#### Recorded data
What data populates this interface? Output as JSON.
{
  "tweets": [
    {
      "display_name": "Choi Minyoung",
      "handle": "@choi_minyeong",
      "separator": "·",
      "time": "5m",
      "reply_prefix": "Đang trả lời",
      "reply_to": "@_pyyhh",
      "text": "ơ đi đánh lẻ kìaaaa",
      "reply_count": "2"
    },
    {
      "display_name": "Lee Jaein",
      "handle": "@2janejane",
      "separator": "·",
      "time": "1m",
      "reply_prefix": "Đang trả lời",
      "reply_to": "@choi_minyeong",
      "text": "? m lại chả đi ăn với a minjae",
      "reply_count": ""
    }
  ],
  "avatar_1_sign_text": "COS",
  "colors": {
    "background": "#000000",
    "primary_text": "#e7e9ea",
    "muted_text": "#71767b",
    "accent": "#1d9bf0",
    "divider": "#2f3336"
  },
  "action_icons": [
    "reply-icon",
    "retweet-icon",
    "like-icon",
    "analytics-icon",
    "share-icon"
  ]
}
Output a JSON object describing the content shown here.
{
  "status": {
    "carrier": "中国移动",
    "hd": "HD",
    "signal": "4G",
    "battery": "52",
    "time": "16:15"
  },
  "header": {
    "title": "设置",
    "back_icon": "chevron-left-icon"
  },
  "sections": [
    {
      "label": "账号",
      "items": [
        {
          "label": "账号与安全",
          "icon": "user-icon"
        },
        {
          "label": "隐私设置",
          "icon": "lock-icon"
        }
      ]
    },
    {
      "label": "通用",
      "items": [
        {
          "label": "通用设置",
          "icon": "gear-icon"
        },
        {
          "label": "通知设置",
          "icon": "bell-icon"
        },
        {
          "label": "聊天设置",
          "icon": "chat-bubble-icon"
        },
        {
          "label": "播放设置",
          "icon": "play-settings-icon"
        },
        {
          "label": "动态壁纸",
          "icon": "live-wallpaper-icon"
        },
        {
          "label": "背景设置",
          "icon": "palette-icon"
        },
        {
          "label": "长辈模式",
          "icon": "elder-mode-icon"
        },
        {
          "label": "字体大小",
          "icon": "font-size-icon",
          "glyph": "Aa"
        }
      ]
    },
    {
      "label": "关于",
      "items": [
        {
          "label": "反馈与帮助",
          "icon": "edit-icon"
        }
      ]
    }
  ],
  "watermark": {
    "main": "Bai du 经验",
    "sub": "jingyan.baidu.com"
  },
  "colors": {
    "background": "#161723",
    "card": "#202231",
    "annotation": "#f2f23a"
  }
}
########
_To do_: Make an exact copy of the material above.

_Solved exercise_:
What data populates this interface? Output as JSON.
{
  "tweets": [
    {
      "display_name": "Choi Minyoung",
      "handle": "@choi_minyeong",
      "separator": "·",
      "time": "5m",
      "reply_prefix": "Đang trả lời",
      "reply_to": "@_pyyhh",
      "text": "ơ đi đánh lẻ kìaaaa",
      "reply_count": "2"
    },
    {
      "display_name": "Lee Jaein",
      "handle": "@2janejane",
      "separator": "·",
      "time": "1m",
      "reply_prefix": "Đang trả lời",
      "reply_to": "@choi_minyeong",
      "text": "? m lại chả đi ăn với a minjae",
      "reply_count": ""
    }
  ],
  "avatar_1_sign_text": "COS",
  "colors": {
    "background": "#000000",
    "primary_text": "#e7e9ea",
    "muted_text": "#71767b",
    "accent": "#1d9bf0",
    "divider": "#2f3336"
  },
  "action_icons": [
    "reply-icon",
    "retweet-icon",
    "like-icon",
    "analytics-icon",
    "share-icon"
  ]
}
Output a JSON object describing the content shown here.
{
  "status": {
    "carrier": "中国移动",
    "hd": "HD",
    "signal": "4G",
    "battery": "52",
    "time": "16:15"
  },
  "header": {
    "title": "设置",
    "back_icon": "chevron-left-icon"
  },
  "sections": [
    {
      "label": "账号",
      "items": [
        {
          "label": "账号与安全",
          "icon": "user-icon"
        },
        {
          "label": "隐私设置",
          "icon": "lock-icon"
        }
      ]
    },
    {
      "label": "通用",
      "items": [
        {
          "label": "通用设置",
          "icon": "gear-icon"
        },
        {
          "label": "通知设置",
          "icon": "bell-icon"
        },
        {
          "label": "聊天设置",
          "icon": "chat-bubble-icon"
        },
        {
          "label": "播放设置",
          "icon": "play-settings-icon"
        },
        {
          "label": "动态壁纸",
          "icon": "live-wallpaper-icon"
        },
        {
          "label": "背景设置",
          "icon": "palette-icon"
        },
        {
          "label": "长辈模式",
          "icon": "elder-mode-icon"
        },
        {
          "label": "字体大小",
          "icon": "font-size-icon",
          "glyph": "Aa"
        }
      ]
    },
    {
      "label": "关于",
      "items": [
        {
          "label": "反馈与帮助",
          "icon": "edit-icon"
        }
      ]
    }
  ],
  "watermark": {
    "main": "Bai du 经验",
    "sub": "jingyan.baidu.com"
  },
  "colors": {
    "background": "#161723",
    "card": "#202231",
    "annotation": "#f2f23a"
  }
}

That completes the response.